▸ Your goal
From the entries below, tally how many lines contain "this" and report only that figure.

▸ Record list

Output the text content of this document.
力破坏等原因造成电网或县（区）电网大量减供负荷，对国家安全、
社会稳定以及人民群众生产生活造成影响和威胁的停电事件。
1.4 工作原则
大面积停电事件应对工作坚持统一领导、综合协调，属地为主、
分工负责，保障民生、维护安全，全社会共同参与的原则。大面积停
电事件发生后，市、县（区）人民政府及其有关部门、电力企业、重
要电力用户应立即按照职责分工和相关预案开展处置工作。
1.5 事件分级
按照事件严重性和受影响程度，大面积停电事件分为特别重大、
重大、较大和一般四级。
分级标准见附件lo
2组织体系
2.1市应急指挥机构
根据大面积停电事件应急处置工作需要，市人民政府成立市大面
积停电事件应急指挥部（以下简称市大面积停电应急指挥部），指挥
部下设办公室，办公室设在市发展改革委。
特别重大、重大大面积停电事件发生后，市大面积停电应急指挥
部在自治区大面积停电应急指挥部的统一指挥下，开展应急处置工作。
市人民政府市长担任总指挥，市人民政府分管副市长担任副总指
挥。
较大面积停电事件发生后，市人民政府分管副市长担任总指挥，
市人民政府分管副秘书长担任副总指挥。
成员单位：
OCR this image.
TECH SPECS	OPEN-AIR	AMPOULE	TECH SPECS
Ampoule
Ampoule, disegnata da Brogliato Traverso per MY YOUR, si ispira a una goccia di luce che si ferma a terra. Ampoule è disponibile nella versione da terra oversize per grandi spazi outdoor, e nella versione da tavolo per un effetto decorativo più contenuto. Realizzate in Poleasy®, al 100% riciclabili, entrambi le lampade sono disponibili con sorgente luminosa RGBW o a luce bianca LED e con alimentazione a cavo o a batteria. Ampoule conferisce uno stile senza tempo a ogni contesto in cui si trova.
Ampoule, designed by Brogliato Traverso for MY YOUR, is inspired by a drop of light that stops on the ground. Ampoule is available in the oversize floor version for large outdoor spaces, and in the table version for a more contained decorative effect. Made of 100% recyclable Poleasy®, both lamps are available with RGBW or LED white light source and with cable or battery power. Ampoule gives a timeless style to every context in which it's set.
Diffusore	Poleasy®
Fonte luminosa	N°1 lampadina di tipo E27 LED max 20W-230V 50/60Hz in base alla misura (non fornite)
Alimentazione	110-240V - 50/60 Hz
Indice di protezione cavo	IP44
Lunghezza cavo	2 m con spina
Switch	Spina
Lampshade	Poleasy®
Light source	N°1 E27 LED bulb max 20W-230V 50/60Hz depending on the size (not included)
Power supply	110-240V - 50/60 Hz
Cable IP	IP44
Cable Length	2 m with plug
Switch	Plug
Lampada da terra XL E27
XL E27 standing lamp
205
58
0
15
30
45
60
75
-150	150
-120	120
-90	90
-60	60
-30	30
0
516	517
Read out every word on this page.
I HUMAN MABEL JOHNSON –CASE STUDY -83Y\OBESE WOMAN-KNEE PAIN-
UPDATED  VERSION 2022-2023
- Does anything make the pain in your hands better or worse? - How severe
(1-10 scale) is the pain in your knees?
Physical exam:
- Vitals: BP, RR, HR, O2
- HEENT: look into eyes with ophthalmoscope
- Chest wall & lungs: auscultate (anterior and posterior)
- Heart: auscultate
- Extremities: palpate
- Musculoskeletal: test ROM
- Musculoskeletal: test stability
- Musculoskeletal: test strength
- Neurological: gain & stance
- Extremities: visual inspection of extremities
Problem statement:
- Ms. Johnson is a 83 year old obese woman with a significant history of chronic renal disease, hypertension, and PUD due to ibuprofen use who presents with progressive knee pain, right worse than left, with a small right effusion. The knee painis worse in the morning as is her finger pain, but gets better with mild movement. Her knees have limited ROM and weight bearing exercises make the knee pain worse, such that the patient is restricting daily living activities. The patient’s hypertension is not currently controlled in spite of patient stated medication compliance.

▸ Solution below
3